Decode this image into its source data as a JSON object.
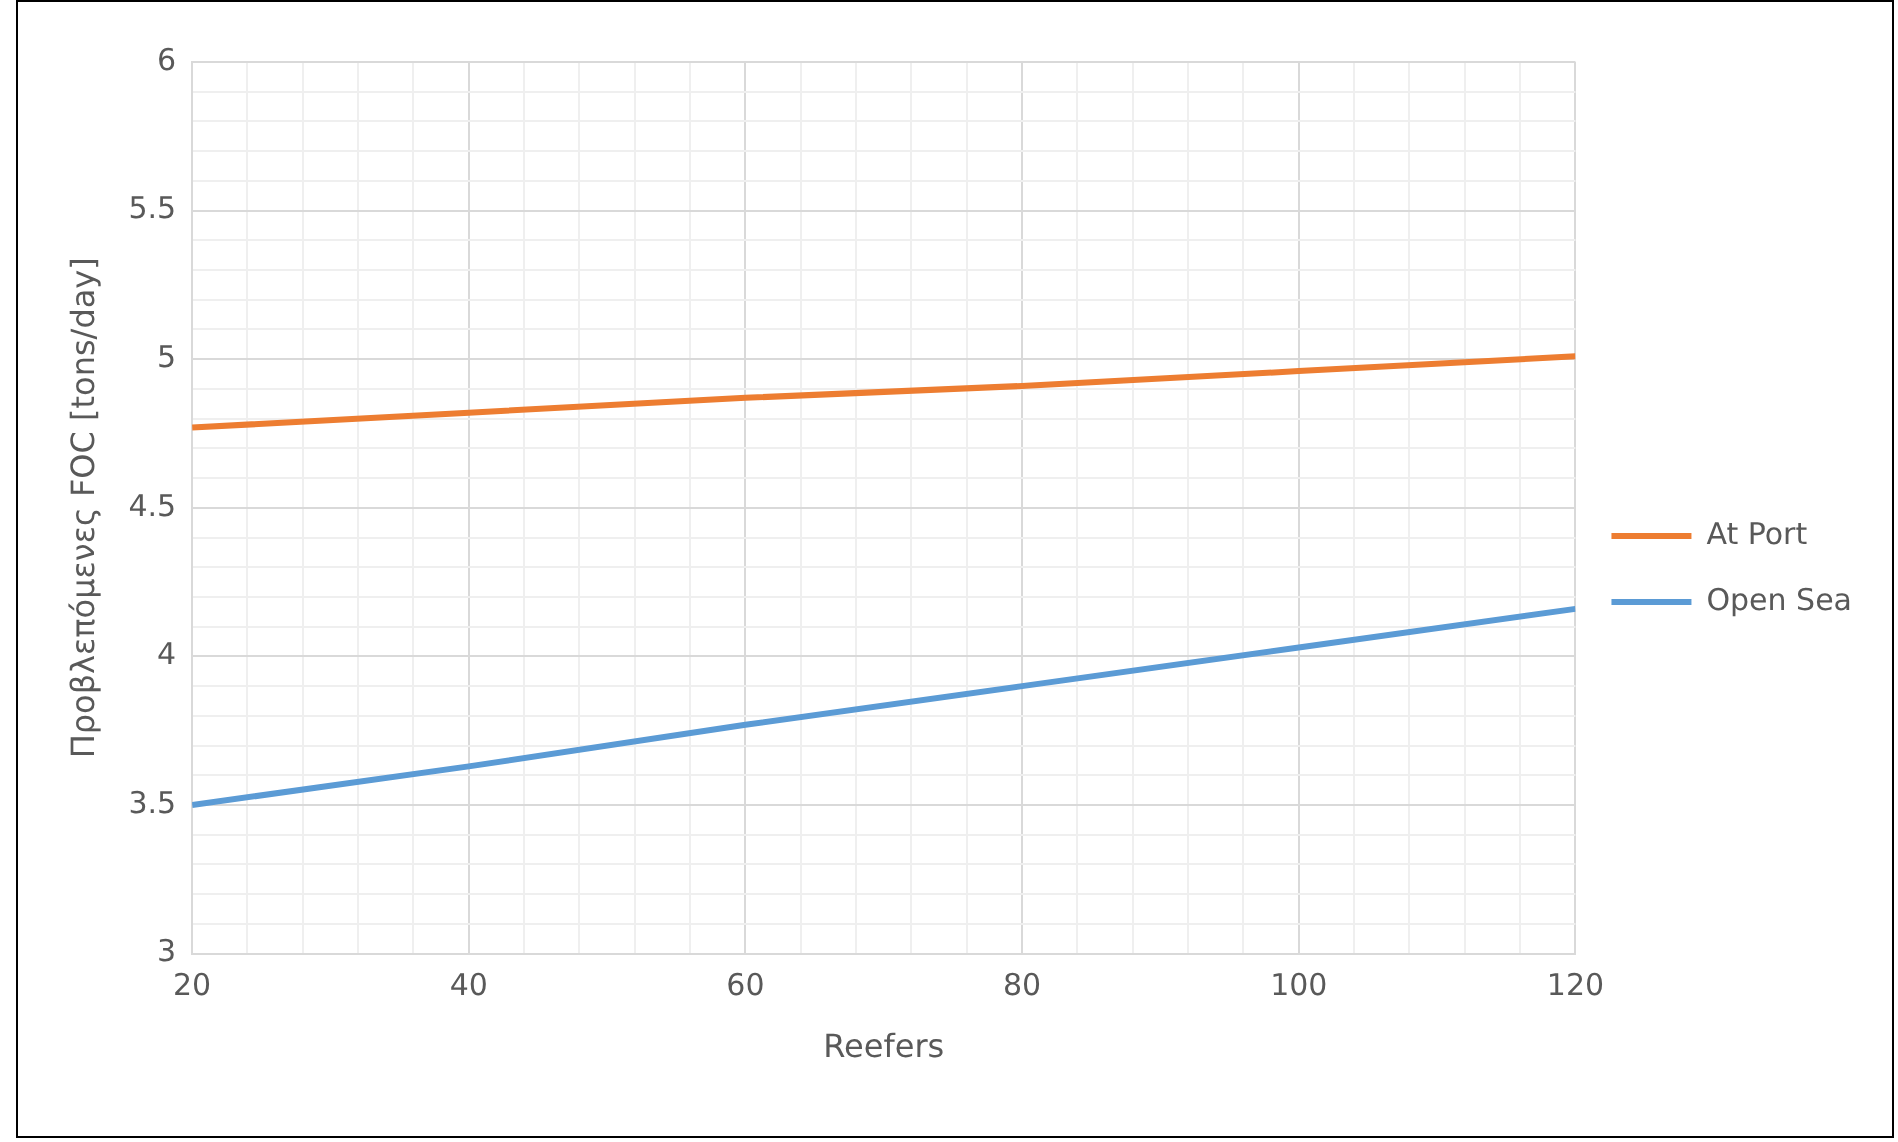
{
  "chart_data": {
    "type": "line",
    "xlabel": "Reefers",
    "ylabel": "Προβλεπόμενες FOC [tons/day]",
    "x": [
      20,
      40,
      60,
      80,
      100,
      120
    ],
    "series": [
      {
        "name": "At Port",
        "color": "#ed7d31",
        "values": [
          4.77,
          4.82,
          4.87,
          4.91,
          4.96,
          5.01
        ]
      },
      {
        "name": "Open Sea",
        "color": "#5b9bd5",
        "values": [
          3.5,
          3.63,
          3.77,
          3.9,
          4.03,
          4.16
        ]
      }
    ],
    "xlim": [
      20,
      120
    ],
    "xticks": [
      20,
      {
        "value": 24,
        "label": null
      },
      {
        "value": 28,
        "label": null
      },
      {
        "value": 32,
        "label": null
      },
      {
        "value": 36,
        "label": null
      },
      40,
      {
        "value": 44,
        "label": null
      },
      {
        "value": 48,
        "label": null
      },
      {
        "value": 52,
        "label": null
      },
      {
        "value": 56,
        "label": null
      },
      60,
      {
        "value": 64,
        "label": null
      },
      {
        "value": 68,
        "label": null
      },
      {
        "value": 72,
        "label": null
      },
      {
        "value": 76,
        "label": null
      },
      80,
      {
        "value": 84,
        "label": null
      },
      {
        "value": 88,
        "label": null
      },
      {
        "value": 92,
        "label": null
      },
      {
        "value": 96,
        "label": null
      },
      100,
      {
        "value": 104,
        "label": null
      },
      {
        "value": 108,
        "label": null
      },
      {
        "value": 112,
        "label": null
      },
      {
        "value": 116,
        "label": null
      },
      120
    ],
    "ylim": [
      3,
      6
    ],
    "yticks": [
      3,
      {
        "value": 3.1,
        "label": null
      },
      {
        "value": 3.2,
        "label": null
      },
      {
        "value": 3.3,
        "label": null
      },
      {
        "value": 3.4,
        "label": null
      },
      3.5,
      {
        "value": 3.6,
        "label": null
      },
      {
        "value": 3.7,
        "label": null
      },
      {
        "value": 3.8,
        "label": null
      },
      {
        "value": 3.9,
        "label": null
      },
      4,
      {
        "value": 4.1,
        "label": null
      },
      {
        "value": 4.2,
        "label": null
      },
      {
        "value": 4.3,
        "label": null
      },
      {
        "value": 4.4,
        "label": null
      },
      4.5,
      {
        "value": 4.6,
        "label": null
      },
      {
        "value": 4.7,
        "label": null
      },
      {
        "value": 4.8,
        "label": null
      },
      {
        "value": 4.9,
        "label": null
      },
      5,
      {
        "value": 5.1,
        "label": null
      },
      {
        "value": 5.2,
        "label": null
      },
      {
        "value": 5.3,
        "label": null
      },
      {
        "value": 5.4,
        "label": null
      },
      5.5,
      {
        "value": 5.6,
        "label": null
      },
      {
        "value": 5.7,
        "label": null
      },
      {
        "value": 5.8,
        "label": null
      },
      {
        "value": 5.9,
        "label": null
      },
      6
    ],
    "grid": true,
    "legend": "right",
    "marker": "none",
    "line_style": "solid"
  }
}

+---+

WHAT NEEDS TO BE DONE: Return each line of the data, keeping its wording exact and omitting pictures.

SOLUTION FOR THIS TASK:
Decode this image into its source data as a JSON object.
{
  "chart_data": {
    "type": "line",
    "xlabel": "Reefers",
    "ylabel": "Προβλεπόμενες FOC [tons/day]",
    "x": [
      20,
      40,
      60,
      80,
      100,
      120
    ],
    "series": [
      {
        "name": "At Port",
        "color": "#ed7d31",
        "values": [
          4.77,
          4.82,
          4.87,
          4.91,
          4.96,
          5.01
        ]
      },
      {
        "name": "Open Sea",
        "color": "#5b9bd5",
        "values": [
          3.5,
          3.63,
          3.77,
          3.9,
          4.03,
          4.16
        ]
      }
    ],
    "xlim": [
      20,
      120
    ],
    "xticks": [
      20,
      {
        "value": 24,
        "label": null
      },
      {
        "value": 28,
        "label": null
      },
      {
        "value": 32,
        "label": null
      },
      {
        "value": 36,
        "label": null
      },
      40,
      {
        "value": 44,
        "label": null
      },
      {
        "value": 48,
        "label": null
      },
      {
        "value": 52,
        "label": null
      },
      {
        "value": 56,
        "label": null
      },
      60,
      {
        "value": 64,
        "label": null
      },
      {
        "value": 68,
        "label": null
      },
      {
        "value": 72,
        "label": null
      },
      {
        "value": 76,
        "label": null
      },
      80,
      {
        "value": 84,
        "label": null
      },
      {
        "value": 88,
        "label": null
      },
      {
        "value": 92,
        "label": null
      },
      {
        "value": 96,
        "label": null
      },
      100,
      {
        "value": 104,
        "label": null
      },
      {
        "value": 108,
        "label": null
      },
      {
        "value": 112,
        "label": null
      },
      {
        "value": 116,
        "label": null
      },
      120
    ],
    "ylim": [
      3,
      6
    ],
    "yticks": [
      3,
      {
        "value": 3.1,
        "label": null
      },
      {
        "value": 3.2,
        "label": null
      },
      {
        "value": 3.3,
        "label": null
      },
      {
        "value": 3.4,
        "label": null
      },
      3.5,
      {
        "value": 3.6,
        "label": null
      },
      {
        "value": 3.7,
        "label": null
      },
      {
        "value": 3.8,
        "label": null
      },
      {
        "value": 3.9,
        "label": null
      },
      4,
      {
        "value": 4.1,
        "label": null
      },
      {
        "value": 4.2,
        "label": null
      },
      {
        "value": 4.3,
        "label": null
      },
      {
        "value": 4.4,
        "label": null
      },
      4.5,
      {
        "value": 4.6,
        "label": null
      },
      {
        "value": 4.7,
        "label": null
      },
      {
        "value": 4.8,
        "label": null
      },
      {
        "value": 4.9,
        "label": null
      },
      5,
      {
        "value": 5.1,
        "label": null
      },
      {
        "value": 5.2,
        "label": null
      },
      {
        "value": 5.3,
        "label": null
      },
      {
        "value": 5.4,
        "label": null
      },
      5.5,
      {
        "value": 5.6,
        "label": null
      },
      {
        "value": 5.7,
        "label": null
      },
      {
        "value": 5.8,
        "label": null
      },
      {
        "value": 5.9,
        "label": null
      },
      6
    ],
    "grid": true,
    "legend": "right",
    "marker": "none",
    "line_style": "solid"
  }
}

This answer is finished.